Repeat the records below exactly.

##### Raw data

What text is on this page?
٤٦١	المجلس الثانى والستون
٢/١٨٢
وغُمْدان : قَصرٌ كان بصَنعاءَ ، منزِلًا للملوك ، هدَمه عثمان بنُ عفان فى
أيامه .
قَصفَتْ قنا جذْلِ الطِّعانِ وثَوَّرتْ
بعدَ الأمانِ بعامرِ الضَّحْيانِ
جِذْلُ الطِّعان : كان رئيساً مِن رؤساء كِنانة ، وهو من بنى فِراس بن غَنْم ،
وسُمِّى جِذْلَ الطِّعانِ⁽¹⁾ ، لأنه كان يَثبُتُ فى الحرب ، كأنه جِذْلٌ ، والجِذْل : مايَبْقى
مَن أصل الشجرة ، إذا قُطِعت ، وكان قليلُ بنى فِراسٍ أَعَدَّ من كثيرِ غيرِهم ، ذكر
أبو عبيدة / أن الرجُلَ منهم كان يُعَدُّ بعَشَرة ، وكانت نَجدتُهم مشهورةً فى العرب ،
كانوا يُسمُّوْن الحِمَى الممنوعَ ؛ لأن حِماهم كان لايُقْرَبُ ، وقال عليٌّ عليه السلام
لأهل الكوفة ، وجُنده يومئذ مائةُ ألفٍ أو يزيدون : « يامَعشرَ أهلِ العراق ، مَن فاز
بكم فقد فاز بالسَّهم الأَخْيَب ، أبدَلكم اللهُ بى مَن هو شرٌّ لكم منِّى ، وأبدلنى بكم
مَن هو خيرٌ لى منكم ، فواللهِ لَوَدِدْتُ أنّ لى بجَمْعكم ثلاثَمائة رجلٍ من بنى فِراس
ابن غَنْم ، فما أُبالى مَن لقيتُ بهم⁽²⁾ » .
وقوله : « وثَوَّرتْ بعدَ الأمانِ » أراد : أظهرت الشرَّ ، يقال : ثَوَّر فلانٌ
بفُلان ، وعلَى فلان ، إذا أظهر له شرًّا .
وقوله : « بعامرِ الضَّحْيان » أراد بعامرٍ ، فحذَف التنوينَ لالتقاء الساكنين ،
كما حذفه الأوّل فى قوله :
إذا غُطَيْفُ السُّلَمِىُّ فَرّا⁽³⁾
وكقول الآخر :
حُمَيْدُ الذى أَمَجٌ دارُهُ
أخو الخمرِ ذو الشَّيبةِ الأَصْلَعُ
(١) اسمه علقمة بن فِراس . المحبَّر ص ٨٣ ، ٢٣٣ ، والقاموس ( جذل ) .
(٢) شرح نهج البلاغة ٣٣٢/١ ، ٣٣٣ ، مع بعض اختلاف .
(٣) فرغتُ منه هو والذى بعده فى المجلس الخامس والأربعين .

##########

[Result of this exercise]
What text is on this page?
٤٦١	المجلس الثانى والستون
٢/١٨٢
وغُمْدان : قَصرٌ كان بصَنعاءَ ، منزِلًا للملوك ، هدَمه عثمان بنُ عفان فى
أيامه .
قَصفَتْ قنا جذْلِ الطِّعانِ وثَوَّرتْ
بعدَ الأمانِ بعامرِ الضَّحْيانِ
جِذْلُ الطِّعان : كان رئيساً مِن رؤساء كِنانة ، وهو من بنى فِراس بن غَنْم ،
وسُمِّى جِذْلَ الطِّعانِ⁽¹⁾ ، لأنه كان يَثبُتُ فى الحرب ، كأنه جِذْلٌ ، والجِذْل : مايَبْقى
مَن أصل الشجرة ، إذا قُطِعت ، وكان قليلُ بنى فِراسٍ أَعَدَّ من كثيرِ غيرِهم ، ذكر
أبو عبيدة / أن الرجُلَ منهم كان يُعَدُّ بعَشَرة ، وكانت نَجدتُهم مشهورةً فى العرب ،
كانوا يُسمُّوْن الحِمَى الممنوعَ ؛ لأن حِماهم كان لايُقْرَبُ ، وقال عليٌّ عليه السلام
لأهل الكوفة ، وجُنده يومئذ مائةُ ألفٍ أو يزيدون : « يامَعشرَ أهلِ العراق ، مَن فاز
بكم فقد فاز بالسَّهم الأَخْيَب ، أبدَلكم اللهُ بى مَن هو شرٌّ لكم منِّى ، وأبدلنى بكم
مَن هو خيرٌ لى منكم ، فواللهِ لَوَدِدْتُ أنّ لى بجَمْعكم ثلاثَمائة رجلٍ من بنى فِراس
ابن غَنْم ، فما أُبالى مَن لقيتُ بهم⁽²⁾ » .
وقوله : « وثَوَّرتْ بعدَ الأمانِ » أراد : أظهرت الشرَّ ، يقال : ثَوَّر فلانٌ
بفُلان ، وعلَى فلان ، إذا أظهر له شرًّا .
وقوله : « بعامرِ الضَّحْيان » أراد بعامرٍ ، فحذَف التنوينَ لالتقاء الساكنين ،
كما حذفه الأوّل فى قوله :
إذا غُطَيْفُ السُّلَمِىُّ فَرّا⁽³⁾
وكقول الآخر :
حُمَيْدُ الذى أَمَجٌ دارُهُ
أخو الخمرِ ذو الشَّيبةِ الأَصْلَعُ
(١) اسمه علقمة بن فِراس . المحبَّر ص ٨٣ ، ٢٣٣ ، والقاموس ( جذل ) .
(٢) شرح نهج البلاغة ٣٣٢/١ ، ٣٣٣ ، مع بعض اختلاف .
(٣) فرغتُ منه هو والذى بعده فى المجلس الخامس والأربعين .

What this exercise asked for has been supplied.